• **REQUIRED TASK**: Give every entry again, word for word and in full.

+-------+

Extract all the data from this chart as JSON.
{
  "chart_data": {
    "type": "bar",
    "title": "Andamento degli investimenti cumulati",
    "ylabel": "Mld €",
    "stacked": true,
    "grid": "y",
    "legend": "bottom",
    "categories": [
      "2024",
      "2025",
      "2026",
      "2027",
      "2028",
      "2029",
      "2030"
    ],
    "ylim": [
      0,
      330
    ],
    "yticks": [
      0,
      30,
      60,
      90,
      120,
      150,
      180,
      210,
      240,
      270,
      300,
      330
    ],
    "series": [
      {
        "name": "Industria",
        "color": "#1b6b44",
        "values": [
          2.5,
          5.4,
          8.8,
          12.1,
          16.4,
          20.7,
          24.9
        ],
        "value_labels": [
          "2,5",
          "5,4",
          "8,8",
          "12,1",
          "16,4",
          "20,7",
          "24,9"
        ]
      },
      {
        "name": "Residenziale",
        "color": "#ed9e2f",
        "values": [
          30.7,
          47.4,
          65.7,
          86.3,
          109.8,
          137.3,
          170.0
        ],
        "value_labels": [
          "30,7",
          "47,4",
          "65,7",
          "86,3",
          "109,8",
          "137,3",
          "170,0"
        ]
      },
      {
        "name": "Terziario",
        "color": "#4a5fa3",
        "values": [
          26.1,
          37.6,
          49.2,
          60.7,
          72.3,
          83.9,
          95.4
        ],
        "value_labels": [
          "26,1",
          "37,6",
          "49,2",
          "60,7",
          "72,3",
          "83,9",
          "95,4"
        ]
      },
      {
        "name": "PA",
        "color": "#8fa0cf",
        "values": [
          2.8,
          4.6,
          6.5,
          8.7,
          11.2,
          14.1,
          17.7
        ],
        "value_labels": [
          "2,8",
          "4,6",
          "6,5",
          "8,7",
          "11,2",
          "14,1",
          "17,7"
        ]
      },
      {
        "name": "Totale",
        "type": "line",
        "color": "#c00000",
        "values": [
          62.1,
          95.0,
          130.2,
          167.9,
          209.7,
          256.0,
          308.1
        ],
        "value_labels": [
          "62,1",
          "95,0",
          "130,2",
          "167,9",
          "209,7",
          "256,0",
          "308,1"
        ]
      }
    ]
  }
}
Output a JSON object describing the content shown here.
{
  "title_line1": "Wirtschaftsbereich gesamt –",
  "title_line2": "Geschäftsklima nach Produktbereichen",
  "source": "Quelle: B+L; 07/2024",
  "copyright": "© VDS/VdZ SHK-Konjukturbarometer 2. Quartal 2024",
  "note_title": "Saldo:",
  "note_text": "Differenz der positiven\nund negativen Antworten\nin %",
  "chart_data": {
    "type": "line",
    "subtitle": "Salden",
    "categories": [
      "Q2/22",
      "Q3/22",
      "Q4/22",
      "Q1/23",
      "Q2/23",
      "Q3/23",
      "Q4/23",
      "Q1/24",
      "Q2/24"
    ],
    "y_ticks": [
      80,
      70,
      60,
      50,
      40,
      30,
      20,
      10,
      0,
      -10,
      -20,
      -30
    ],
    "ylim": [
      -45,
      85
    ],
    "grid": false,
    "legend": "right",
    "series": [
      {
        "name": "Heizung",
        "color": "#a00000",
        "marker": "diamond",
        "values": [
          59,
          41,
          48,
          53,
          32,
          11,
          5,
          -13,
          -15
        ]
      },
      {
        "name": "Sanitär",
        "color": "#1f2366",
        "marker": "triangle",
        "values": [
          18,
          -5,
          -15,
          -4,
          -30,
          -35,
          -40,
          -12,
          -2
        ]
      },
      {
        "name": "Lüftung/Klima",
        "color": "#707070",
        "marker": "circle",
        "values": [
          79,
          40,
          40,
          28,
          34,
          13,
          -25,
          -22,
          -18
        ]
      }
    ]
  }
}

+-------+

• **SOLVED EXERCISE**:
Extract all the data from this chart as JSON.
{
  "chart_data": {
    "type": "bar",
    "title": "Andamento degli investimenti cumulati",
    "ylabel": "Mld €",
    "stacked": true,
    "grid": "y",
    "legend": "bottom",
    "categories": [
      "2024",
      "2025",
      "2026",
      "2027",
      "2028",
      "2029",
      "2030"
    ],
    "ylim": [
      0,
      330
    ],
    "yticks": [
      0,
      30,
      60,
      90,
      120,
      150,
      180,
      210,
      240,
      270,
      300,
      330
    ],
    "series": [
      {
        "name": "Industria",
        "color": "#1b6b44",
        "values": [
          2.5,
          5.4,
          8.8,
          12.1,
          16.4,
          20.7,
          24.9
        ],
        "value_labels": [
          "2,5",
          "5,4",
          "8,8",
          "12,1",
          "16,4",
          "20,7",
          "24,9"
        ]
      },
      {
        "name": "Residenziale",
        "color": "#ed9e2f",
        "values": [
          30.7,
          47.4,
          65.7,
          86.3,
          109.8,
          137.3,
          170.0
        ],
        "value_labels": [
          "30,7",
          "47,4",
          "65,7",
          "86,3",
          "109,8",
          "137,3",
          "170,0"
        ]
      },
      {
        "name": "Terziario",
        "color": "#4a5fa3",
        "values": [
          26.1,
          37.6,
          49.2,
          60.7,
          72.3,
          83.9,
          95.4
        ],
        "value_labels": [
          "26,1",
          "37,6",
          "49,2",
          "60,7",
          "72,3",
          "83,9",
          "95,4"
        ]
      },
      {
        "name": "PA",
        "color": "#8fa0cf",
        "values": [
          2.8,
          4.6,
          6.5,
          8.7,
          11.2,
          14.1,
          17.7
        ],
        "value_labels": [
          "2,8",
          "4,6",
          "6,5",
          "8,7",
          "11,2",
          "14,1",
          "17,7"
        ]
      },
      {
        "name": "Totale",
        "type": "line",
        "color": "#c00000",
        "values": [
          62.1,
          95.0,
          130.2,
          167.9,
          209.7,
          256.0,
          308.1
        ],
        "value_labels": [
          "62,1",
          "95,0",
          "130,2",
          "167,9",
          "209,7",
          "256,0",
          "308,1"
        ]
      }
    ]
  }
}
Output a JSON object describing the content shown here.
{
  "title_line1": "Wirtschaftsbereich gesamt –",
  "title_line2": "Geschäftsklima nach Produktbereichen",
  "source": "Quelle: B+L; 07/2024",
  "copyright": "© VDS/VdZ SHK-Konjukturbarometer 2. Quartal 2024",
  "note_title": "Saldo:",
  "note_text": "Differenz der positiven\nund negativen Antworten\nin %",
  "chart_data": {
    "type": "line",
    "subtitle": "Salden",
    "categories": [
      "Q2/22",
      "Q3/22",
      "Q4/22",
      "Q1/23",
      "Q2/23",
      "Q3/23",
      "Q4/23",
      "Q1/24",
      "Q2/24"
    ],
    "y_ticks": [
      80,
      70,
      60,
      50,
      40,
      30,
      20,
      10,
      0,
      -10,
      -20,
      -30
    ],
    "ylim": [
      -45,
      85
    ],
    "grid": false,
    "legend": "right",
    "series": [
      {
        "name": "Heizung",
        "color": "#a00000",
        "marker": "diamond",
        "values": [
          59,
          41,
          48,
          53,
          32,
          11,
          5,
          -13,
          -15
        ]
      },
      {
        "name": "Sanitär",
        "color": "#1f2366",
        "marker": "triangle",
        "values": [
          18,
          -5,
          -15,
          -4,
          -30,
          -35,
          -40,
          -12,
          -2
        ]
      },
      {
        "name": "Lüftung/Klima",
        "color": "#707070",
        "marker": "circle",
        "values": [
          79,
          40,
          40,
          28,
          34,
          13,
          -25,
          -22,
          -18
        ]
      }
    ]
  }
}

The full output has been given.